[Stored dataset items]
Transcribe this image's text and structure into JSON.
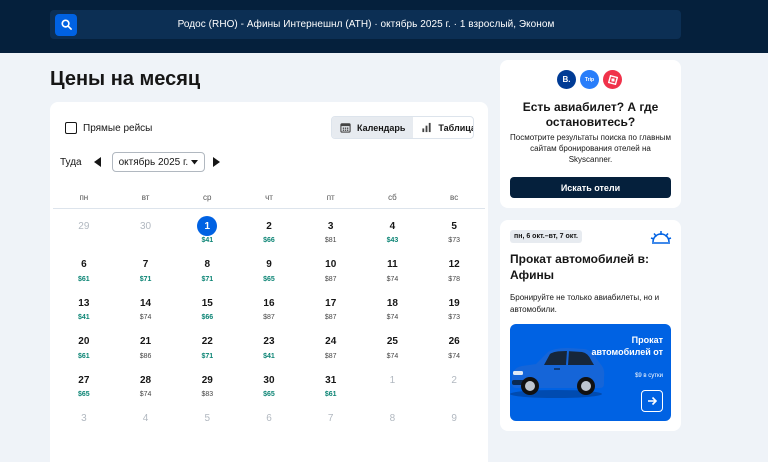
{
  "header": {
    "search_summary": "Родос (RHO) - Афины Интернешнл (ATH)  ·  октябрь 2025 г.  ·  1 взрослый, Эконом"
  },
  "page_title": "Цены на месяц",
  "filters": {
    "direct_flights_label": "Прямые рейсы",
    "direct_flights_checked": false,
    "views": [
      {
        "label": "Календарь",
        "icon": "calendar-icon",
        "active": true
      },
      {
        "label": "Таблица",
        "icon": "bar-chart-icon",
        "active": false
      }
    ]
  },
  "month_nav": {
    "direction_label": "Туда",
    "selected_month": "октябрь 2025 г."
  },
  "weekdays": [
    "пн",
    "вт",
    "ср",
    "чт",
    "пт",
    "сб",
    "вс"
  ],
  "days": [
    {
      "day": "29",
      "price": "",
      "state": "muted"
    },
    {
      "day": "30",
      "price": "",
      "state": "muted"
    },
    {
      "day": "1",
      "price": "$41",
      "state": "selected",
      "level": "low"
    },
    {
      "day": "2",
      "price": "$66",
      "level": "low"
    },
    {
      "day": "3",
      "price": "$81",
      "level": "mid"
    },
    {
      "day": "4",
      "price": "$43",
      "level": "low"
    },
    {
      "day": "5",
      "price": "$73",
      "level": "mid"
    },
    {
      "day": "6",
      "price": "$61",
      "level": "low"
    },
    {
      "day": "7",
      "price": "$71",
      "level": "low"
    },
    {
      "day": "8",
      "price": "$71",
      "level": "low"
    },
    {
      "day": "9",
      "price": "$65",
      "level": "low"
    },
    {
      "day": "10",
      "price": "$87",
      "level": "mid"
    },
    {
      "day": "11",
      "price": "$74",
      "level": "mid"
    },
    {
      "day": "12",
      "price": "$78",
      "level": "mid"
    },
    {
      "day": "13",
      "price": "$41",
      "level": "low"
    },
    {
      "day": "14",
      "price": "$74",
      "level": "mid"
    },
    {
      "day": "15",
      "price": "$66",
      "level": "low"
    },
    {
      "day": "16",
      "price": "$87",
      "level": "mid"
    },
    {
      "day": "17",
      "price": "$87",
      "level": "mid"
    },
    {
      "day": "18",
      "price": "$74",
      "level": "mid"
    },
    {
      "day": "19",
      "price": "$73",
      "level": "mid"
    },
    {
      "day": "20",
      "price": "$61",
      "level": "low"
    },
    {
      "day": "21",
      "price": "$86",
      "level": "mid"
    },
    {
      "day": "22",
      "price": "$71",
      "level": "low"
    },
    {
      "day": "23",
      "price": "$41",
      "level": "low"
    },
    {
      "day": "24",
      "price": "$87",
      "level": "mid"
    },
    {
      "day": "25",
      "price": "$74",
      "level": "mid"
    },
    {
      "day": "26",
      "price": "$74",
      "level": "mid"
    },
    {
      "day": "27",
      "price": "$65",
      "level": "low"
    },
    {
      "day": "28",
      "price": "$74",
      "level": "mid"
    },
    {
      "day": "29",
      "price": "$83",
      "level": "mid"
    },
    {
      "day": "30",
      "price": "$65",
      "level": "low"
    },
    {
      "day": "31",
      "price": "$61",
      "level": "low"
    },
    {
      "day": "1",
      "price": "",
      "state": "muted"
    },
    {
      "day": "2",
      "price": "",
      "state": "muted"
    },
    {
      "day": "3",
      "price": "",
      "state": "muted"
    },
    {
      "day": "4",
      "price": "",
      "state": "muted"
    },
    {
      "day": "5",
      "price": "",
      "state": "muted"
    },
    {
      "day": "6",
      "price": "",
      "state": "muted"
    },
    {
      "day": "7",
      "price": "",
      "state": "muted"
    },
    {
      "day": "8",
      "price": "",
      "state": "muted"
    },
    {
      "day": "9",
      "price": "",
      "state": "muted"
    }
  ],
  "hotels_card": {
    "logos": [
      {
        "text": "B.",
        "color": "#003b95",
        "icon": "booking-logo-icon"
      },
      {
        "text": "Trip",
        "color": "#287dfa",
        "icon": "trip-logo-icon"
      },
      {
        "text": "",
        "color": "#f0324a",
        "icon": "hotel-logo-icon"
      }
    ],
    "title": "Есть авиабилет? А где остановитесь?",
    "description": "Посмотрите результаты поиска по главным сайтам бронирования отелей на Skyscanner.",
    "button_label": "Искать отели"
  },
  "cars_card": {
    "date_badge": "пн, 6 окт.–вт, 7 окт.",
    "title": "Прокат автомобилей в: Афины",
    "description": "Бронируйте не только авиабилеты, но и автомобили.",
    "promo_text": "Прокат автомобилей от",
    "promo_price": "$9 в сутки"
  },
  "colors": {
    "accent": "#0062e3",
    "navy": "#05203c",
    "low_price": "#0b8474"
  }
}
---
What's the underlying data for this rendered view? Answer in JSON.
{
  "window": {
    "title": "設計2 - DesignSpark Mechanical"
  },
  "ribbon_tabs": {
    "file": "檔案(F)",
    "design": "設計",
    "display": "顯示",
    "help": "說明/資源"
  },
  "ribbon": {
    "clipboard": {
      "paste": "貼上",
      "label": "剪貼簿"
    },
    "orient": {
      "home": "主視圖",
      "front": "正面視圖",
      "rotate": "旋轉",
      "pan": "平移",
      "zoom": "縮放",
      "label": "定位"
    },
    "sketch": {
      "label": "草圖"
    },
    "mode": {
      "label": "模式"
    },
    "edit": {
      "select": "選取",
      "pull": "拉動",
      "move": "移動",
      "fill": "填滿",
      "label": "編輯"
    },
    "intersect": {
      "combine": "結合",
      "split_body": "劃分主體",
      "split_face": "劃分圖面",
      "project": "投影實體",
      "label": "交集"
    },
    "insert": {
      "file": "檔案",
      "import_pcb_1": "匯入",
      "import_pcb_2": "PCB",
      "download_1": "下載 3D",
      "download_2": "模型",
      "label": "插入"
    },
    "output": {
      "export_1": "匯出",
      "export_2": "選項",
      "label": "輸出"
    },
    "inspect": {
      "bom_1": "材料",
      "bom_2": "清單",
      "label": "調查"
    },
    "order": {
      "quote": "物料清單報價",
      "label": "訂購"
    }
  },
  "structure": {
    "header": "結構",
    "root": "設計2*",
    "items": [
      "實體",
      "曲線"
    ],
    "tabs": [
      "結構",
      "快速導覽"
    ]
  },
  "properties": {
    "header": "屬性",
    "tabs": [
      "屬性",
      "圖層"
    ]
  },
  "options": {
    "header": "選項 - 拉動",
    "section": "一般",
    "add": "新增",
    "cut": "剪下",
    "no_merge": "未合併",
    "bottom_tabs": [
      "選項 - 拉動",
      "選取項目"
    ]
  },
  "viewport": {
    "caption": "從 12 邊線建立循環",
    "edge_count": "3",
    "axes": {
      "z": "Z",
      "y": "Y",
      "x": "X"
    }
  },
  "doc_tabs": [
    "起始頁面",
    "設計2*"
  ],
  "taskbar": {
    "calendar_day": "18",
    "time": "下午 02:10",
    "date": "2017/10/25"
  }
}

> WHAT THE TASK ASKS: From the data above, copy each line where the string "header" appears.

> FINISHED ANSWER:
  "header": {
    "header": "結構",
    "header": "屬性",
    "header": "選項 - 拉動",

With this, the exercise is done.